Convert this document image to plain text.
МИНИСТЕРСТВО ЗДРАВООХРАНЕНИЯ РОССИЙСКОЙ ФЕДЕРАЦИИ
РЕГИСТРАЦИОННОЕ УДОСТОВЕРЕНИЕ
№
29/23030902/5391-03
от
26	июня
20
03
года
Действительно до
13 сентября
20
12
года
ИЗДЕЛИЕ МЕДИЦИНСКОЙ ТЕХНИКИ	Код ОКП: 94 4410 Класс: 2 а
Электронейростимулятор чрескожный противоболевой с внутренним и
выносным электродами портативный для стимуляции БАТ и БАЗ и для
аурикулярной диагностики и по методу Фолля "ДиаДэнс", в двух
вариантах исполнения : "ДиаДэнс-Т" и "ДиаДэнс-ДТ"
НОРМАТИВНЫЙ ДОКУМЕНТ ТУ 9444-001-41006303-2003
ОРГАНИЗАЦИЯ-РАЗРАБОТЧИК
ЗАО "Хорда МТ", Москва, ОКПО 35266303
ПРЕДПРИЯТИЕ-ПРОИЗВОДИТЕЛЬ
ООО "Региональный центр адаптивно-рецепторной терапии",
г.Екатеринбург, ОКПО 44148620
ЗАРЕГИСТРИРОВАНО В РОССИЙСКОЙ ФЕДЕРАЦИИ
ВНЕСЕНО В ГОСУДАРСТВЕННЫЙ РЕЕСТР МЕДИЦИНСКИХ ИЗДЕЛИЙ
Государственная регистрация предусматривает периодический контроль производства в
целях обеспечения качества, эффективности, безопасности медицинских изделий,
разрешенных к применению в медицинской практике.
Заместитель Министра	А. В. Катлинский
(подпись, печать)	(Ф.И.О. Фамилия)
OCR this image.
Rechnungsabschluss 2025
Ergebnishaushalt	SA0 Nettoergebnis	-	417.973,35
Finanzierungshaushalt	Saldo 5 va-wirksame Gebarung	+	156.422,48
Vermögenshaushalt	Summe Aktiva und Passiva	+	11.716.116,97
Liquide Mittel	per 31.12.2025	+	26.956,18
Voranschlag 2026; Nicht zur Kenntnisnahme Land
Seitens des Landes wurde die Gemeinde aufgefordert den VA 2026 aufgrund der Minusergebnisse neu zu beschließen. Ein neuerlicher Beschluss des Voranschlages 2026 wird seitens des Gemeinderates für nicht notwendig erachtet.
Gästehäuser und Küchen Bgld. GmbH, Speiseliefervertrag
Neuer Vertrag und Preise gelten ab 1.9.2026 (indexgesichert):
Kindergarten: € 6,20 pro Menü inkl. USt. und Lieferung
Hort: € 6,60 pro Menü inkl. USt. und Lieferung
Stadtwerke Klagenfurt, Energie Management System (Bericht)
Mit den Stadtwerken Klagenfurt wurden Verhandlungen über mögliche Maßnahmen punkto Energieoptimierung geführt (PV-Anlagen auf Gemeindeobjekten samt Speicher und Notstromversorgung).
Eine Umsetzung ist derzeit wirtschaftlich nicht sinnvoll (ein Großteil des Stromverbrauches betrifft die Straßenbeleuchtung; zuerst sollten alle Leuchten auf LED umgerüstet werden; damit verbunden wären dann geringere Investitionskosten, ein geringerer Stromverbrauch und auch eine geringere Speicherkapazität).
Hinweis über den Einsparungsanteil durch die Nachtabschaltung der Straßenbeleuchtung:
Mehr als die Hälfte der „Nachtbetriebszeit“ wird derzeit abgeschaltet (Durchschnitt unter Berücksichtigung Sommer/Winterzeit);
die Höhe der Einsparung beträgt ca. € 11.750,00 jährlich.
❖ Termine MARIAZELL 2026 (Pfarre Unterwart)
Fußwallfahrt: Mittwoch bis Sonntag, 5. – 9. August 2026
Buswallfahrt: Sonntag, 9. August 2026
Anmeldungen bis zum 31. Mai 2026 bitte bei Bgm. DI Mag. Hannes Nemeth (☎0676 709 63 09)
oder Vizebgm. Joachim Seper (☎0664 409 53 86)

■ **Task brief**
Which lines in the data above contain "August"? Show each one.

■ **Exercise output**
Fußwallfahrt: Mittwoch bis Sonntag, 5. – 9. August 2026
Buswallfahrt: Sonntag, 9. August 2026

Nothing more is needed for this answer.